## Task details
Pull every line containing the word "Valor" from the records.

## Stored data
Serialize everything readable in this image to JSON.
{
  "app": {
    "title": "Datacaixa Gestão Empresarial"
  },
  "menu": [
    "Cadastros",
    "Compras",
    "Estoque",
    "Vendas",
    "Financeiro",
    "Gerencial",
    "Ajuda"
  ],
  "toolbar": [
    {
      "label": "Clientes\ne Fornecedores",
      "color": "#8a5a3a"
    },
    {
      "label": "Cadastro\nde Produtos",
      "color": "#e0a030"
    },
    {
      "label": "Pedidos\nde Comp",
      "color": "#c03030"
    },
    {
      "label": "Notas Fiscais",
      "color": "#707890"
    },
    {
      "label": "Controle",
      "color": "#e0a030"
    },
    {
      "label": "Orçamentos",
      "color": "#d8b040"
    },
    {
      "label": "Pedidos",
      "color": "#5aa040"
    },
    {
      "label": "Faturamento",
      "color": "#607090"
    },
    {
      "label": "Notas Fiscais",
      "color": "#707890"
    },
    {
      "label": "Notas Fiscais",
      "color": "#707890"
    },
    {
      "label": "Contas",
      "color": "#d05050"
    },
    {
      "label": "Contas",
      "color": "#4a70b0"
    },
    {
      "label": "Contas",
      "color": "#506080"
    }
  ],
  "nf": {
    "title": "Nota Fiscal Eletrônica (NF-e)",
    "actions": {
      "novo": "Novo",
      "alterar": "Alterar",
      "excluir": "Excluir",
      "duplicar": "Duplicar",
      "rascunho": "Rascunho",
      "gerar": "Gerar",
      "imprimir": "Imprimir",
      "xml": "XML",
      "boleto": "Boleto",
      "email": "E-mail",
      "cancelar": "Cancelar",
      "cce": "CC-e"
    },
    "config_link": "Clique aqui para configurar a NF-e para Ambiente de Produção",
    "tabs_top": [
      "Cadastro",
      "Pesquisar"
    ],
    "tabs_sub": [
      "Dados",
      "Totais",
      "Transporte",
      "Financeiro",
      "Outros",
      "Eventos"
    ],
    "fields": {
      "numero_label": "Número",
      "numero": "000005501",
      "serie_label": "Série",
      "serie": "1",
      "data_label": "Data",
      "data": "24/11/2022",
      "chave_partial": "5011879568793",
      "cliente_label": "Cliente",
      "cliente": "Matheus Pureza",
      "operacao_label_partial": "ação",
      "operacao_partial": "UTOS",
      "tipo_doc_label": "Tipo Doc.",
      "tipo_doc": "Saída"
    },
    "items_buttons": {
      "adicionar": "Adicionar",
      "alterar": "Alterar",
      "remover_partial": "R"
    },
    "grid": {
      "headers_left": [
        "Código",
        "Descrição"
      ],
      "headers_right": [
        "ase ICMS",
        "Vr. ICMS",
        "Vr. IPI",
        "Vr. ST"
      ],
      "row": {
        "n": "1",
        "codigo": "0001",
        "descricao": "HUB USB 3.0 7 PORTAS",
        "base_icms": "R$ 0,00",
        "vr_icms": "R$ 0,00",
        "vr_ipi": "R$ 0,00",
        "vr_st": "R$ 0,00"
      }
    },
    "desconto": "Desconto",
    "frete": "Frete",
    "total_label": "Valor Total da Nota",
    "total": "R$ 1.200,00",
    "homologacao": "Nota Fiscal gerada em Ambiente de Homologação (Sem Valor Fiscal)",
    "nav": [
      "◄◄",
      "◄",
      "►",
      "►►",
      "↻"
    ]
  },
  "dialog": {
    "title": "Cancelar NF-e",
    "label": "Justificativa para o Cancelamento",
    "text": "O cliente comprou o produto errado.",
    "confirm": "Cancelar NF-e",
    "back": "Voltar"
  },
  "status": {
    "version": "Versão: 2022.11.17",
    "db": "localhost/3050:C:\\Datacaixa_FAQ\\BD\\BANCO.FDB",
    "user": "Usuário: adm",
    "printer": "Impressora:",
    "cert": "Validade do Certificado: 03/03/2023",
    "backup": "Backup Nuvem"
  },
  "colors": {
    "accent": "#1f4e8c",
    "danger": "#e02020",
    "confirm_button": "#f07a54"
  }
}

==

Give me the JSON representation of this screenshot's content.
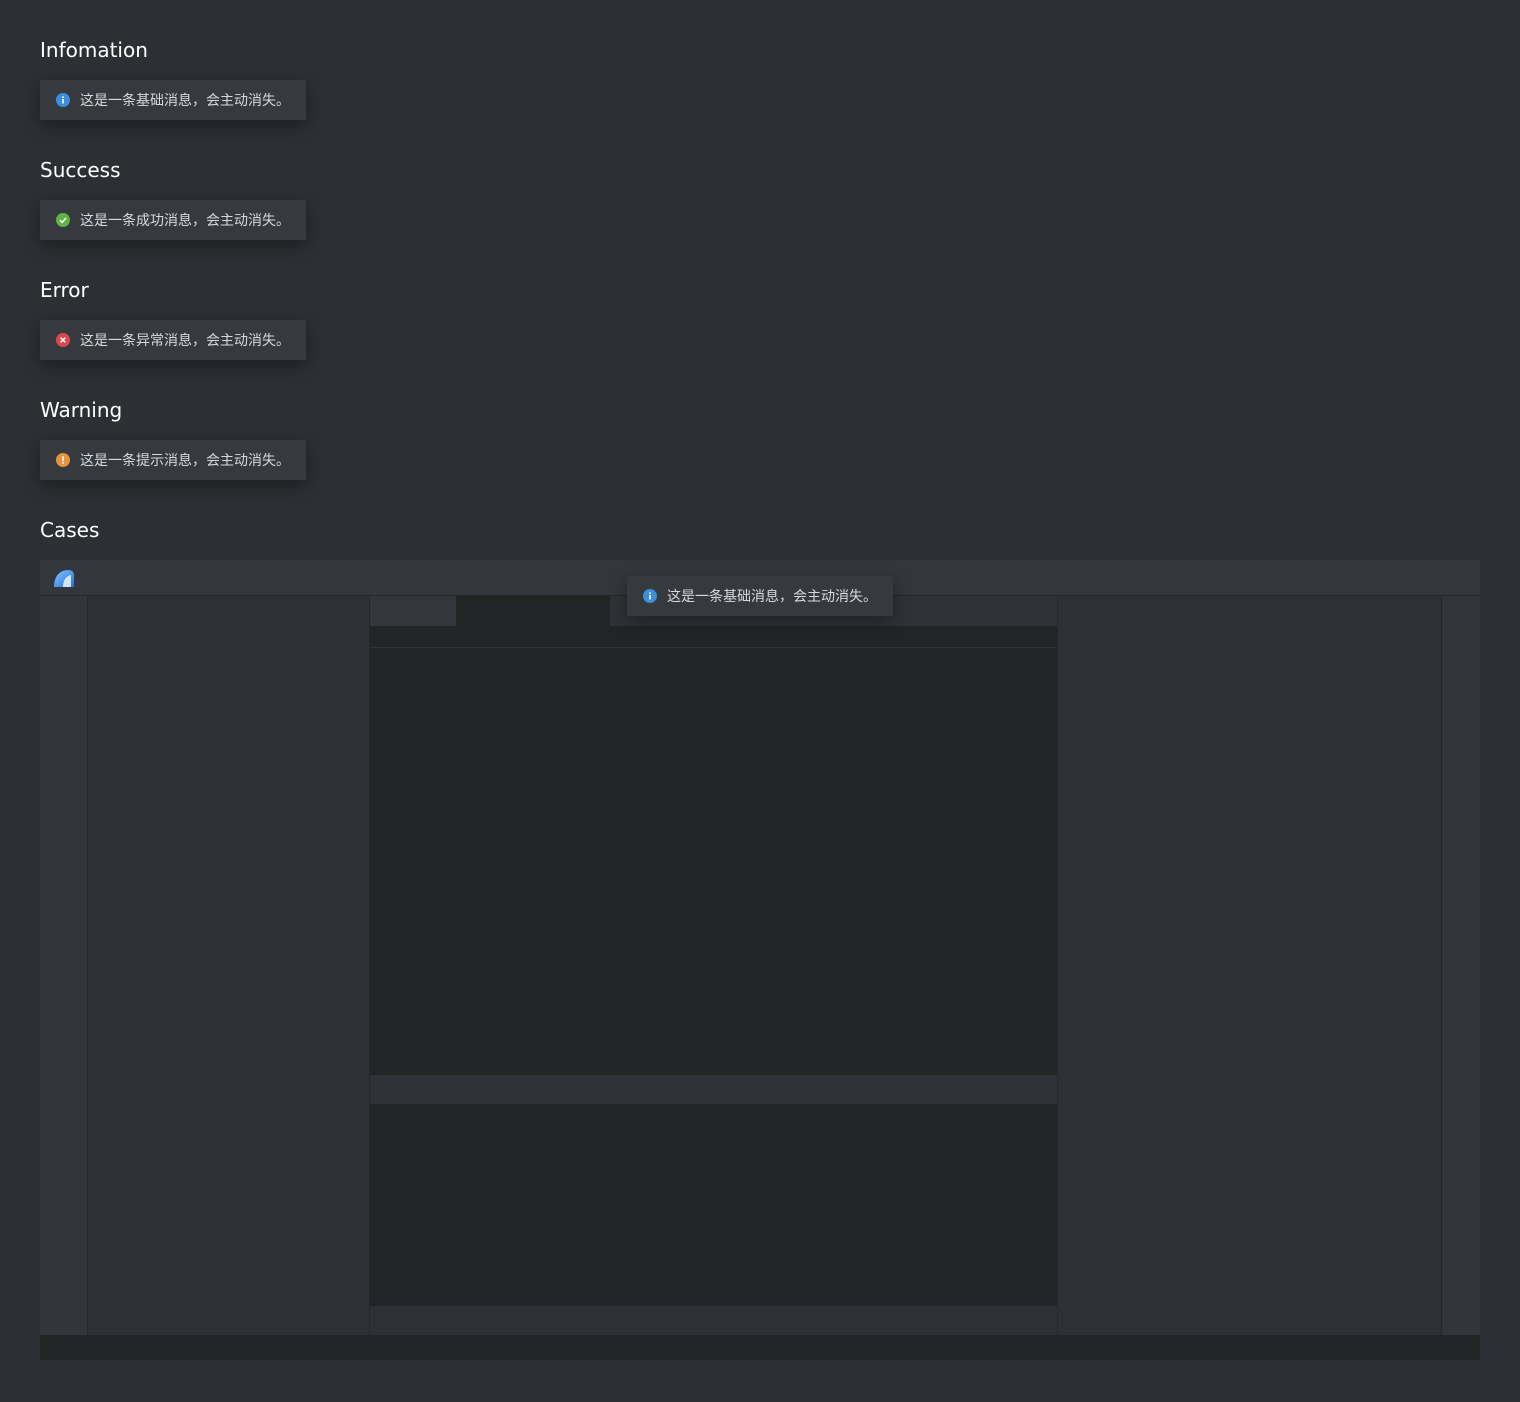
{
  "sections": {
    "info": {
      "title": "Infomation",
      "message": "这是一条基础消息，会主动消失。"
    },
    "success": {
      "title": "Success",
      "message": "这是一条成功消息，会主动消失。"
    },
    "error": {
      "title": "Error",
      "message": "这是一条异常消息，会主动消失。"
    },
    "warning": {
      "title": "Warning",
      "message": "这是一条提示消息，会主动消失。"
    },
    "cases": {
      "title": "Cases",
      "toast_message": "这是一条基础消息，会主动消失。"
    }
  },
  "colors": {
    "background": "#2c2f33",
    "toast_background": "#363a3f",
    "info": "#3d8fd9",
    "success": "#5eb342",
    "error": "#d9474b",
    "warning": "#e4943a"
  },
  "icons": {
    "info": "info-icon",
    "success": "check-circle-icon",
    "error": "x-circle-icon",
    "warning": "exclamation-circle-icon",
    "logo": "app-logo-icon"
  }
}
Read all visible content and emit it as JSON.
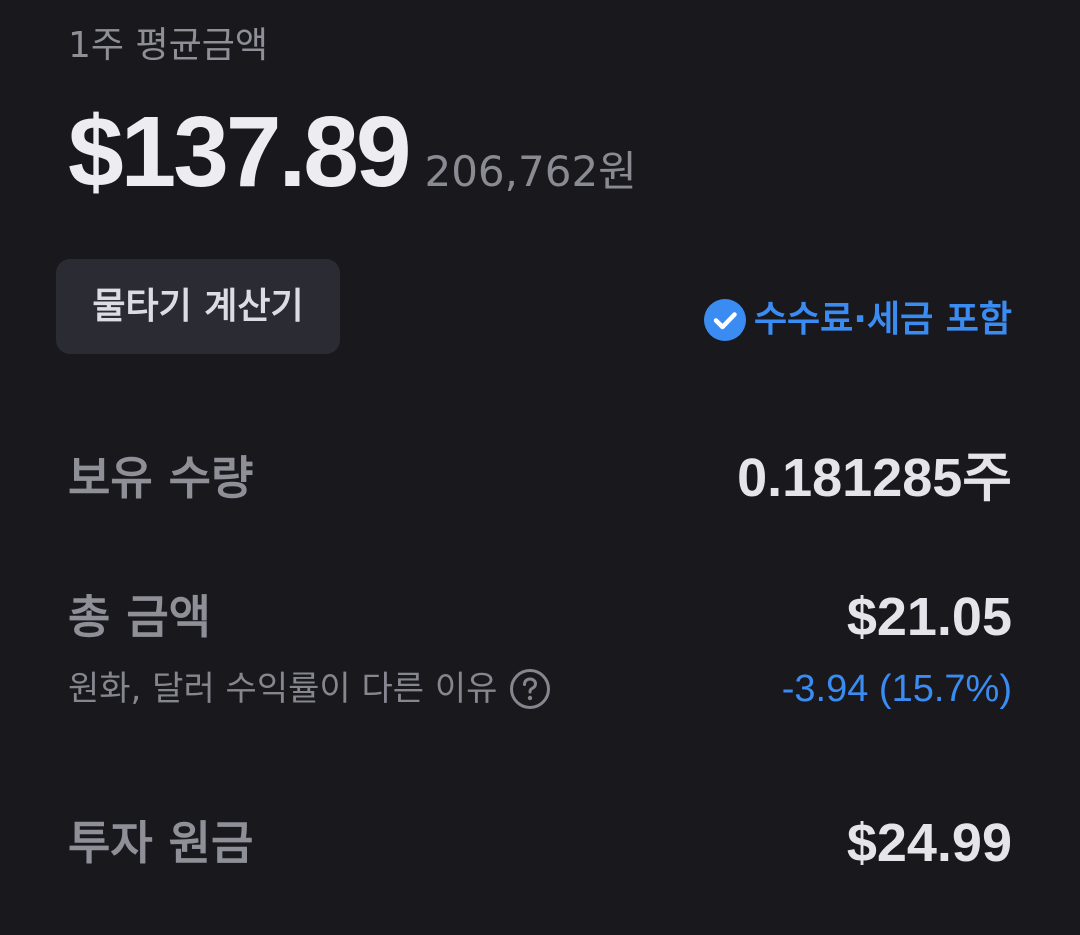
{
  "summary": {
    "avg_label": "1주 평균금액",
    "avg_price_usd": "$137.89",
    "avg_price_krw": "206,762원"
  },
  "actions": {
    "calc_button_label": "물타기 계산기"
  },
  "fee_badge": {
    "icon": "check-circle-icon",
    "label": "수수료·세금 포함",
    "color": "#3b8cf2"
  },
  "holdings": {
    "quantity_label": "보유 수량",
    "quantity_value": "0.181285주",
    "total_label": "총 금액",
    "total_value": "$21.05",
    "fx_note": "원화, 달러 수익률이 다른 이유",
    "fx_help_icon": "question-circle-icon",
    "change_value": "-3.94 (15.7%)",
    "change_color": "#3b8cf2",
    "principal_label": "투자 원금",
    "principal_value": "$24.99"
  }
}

* * *

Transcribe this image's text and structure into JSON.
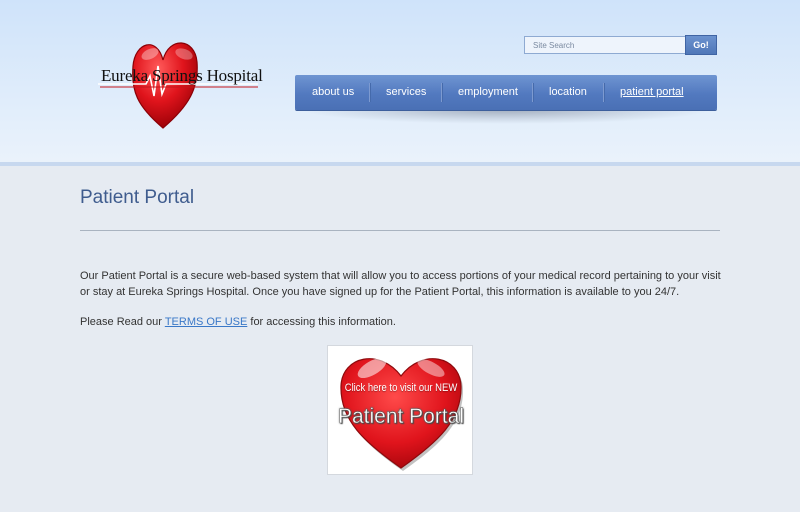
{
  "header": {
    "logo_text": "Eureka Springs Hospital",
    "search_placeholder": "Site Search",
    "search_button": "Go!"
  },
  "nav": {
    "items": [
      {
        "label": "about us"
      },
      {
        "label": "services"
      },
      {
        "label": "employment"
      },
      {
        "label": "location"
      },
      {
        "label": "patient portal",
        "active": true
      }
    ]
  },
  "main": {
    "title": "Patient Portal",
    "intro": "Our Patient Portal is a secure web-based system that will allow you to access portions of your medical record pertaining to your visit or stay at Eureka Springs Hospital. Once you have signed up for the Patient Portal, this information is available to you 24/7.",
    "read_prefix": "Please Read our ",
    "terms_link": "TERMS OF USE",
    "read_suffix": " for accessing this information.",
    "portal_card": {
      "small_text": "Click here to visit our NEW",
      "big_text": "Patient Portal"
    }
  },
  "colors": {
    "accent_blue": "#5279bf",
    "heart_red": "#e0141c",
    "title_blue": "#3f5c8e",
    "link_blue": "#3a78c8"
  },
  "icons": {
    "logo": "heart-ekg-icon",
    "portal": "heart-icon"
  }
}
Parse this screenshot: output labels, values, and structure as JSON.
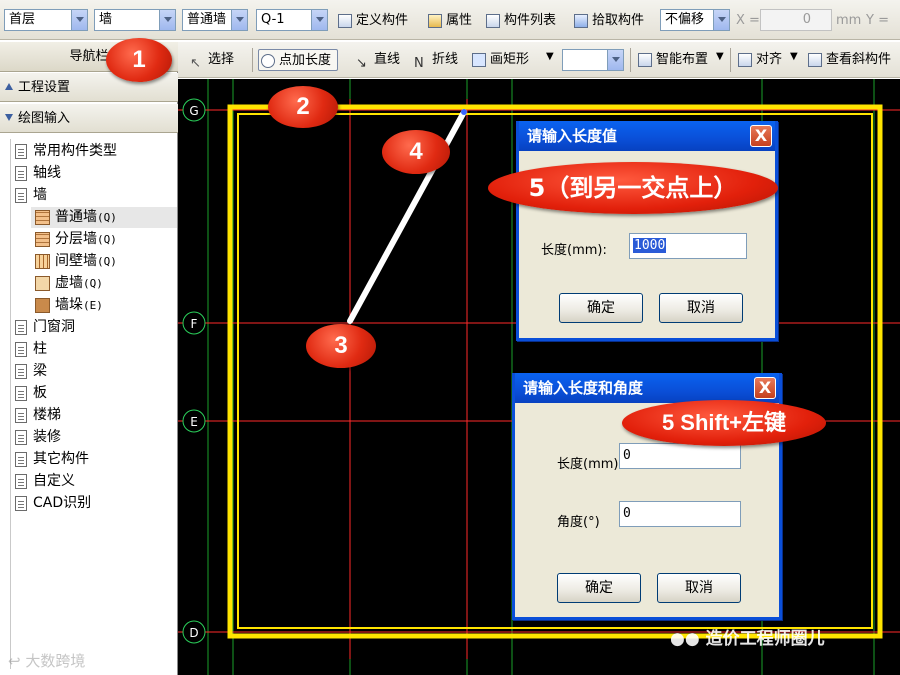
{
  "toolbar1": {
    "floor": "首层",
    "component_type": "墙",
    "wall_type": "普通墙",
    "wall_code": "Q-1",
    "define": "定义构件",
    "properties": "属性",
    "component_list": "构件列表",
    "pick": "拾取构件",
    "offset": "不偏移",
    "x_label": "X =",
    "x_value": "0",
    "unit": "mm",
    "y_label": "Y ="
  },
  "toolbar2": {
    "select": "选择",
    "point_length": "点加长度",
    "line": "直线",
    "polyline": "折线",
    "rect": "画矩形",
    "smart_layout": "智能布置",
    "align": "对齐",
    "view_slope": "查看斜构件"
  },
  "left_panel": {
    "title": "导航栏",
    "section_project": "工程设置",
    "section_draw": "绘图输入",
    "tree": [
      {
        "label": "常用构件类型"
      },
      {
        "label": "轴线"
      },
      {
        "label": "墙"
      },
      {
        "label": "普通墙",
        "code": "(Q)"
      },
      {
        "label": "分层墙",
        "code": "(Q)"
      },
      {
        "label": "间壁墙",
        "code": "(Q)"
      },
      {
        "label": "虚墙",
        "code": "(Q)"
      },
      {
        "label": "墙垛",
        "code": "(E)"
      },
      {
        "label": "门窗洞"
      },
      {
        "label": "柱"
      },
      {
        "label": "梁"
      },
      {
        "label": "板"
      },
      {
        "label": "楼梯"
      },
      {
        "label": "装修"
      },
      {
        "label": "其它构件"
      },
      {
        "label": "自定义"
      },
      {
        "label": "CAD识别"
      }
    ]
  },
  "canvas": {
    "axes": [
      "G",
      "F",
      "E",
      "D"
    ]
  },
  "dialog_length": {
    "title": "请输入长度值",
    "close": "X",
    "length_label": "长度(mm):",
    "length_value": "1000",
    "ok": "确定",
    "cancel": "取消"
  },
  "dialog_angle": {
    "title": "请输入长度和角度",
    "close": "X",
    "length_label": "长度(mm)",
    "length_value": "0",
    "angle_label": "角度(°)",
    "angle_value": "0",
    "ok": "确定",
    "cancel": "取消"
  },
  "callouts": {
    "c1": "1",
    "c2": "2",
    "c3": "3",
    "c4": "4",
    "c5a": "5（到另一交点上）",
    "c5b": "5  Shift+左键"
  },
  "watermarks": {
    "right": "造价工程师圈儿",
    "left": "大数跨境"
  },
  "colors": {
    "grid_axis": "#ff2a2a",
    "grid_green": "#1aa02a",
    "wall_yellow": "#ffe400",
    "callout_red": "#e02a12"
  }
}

## Answer to this task
    "total_label": "Valor Total da Nota",
    "homologacao": "Nota Fiscal gerada em Ambiente de Homologação (Sem Valor Fiscal)",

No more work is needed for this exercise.